##### Extracted material

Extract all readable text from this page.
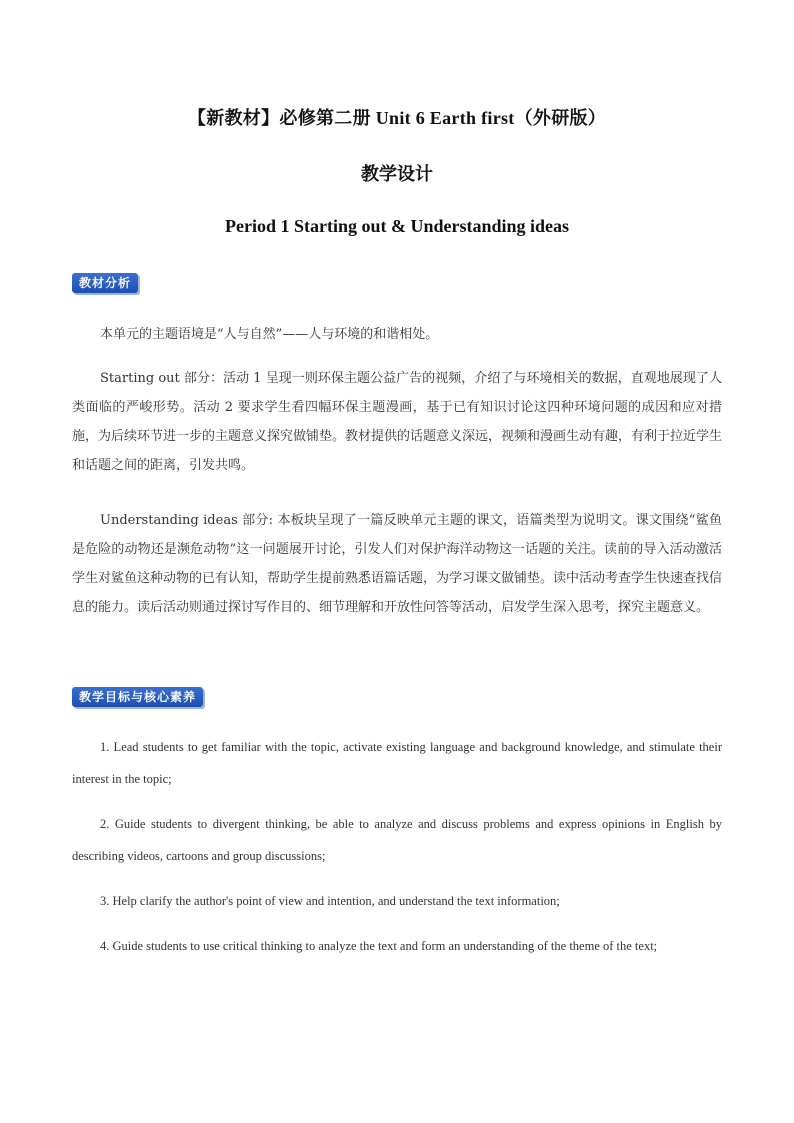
【新教材】必修第二册 Unit 6 Earth first（外研版）
教学设计
Period 1 Starting out & Understanding ideas
教材分析

本单元的主题语境是“人与自然”——人与环境的和谐相处。

Starting out 部分：活动 1 呈现一则环保主题公益广告的视频，介绍了与环境相关的数据，直观地展现了人类面临的严峻形势。活动 2 要求学生看四幅环保主题漫画，基于已有知识讨论这四种环境问题的成因和应对措施，为后续环节进一步的主题意义探究做铺垫。教材提供的话题意义深远，视频和漫画生动有趣，有利于拉近学生和话题之间的距离，引发共鸣。

Understanding ideas 部分: 本板块呈现了一篇反映单元主题的课文，语篇类型为说明文。课文围绕“鲨鱼是危险的动物还是濒危动物”这一问题展开讨论，引发人们对保护海洋动物这一话题的关注。读前的导入活动激活学生对鲨鱼这种动物的已有认知，帮助学生提前熟悉语篇话题，为学习课文做铺垫。读中活动考查学生快速查找信息的能力。读后活动则通过探讨写作目的、细节理解和开放性问答等活动，启发学生深入思考，探究主题意义。

教学目标与核心素养

1. Lead students to get familiar with the topic, activate existing language and background knowledge, and stimulate their interest in the topic;

2. Guide students to divergent thinking, be able to analyze and discuss problems and express opinions in English by describing videos, cartoons and group discussions;

3. Help clarify the author's point of view and intention, and understand the text information;

4. Guide students to use critical thinking to analyze the text and form an understanding of the theme of the text;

##########

◆ Instructions for the task ◆
Determine how many lines of the data contain the word "text", and reply with that number only.

◆ The result ◆
3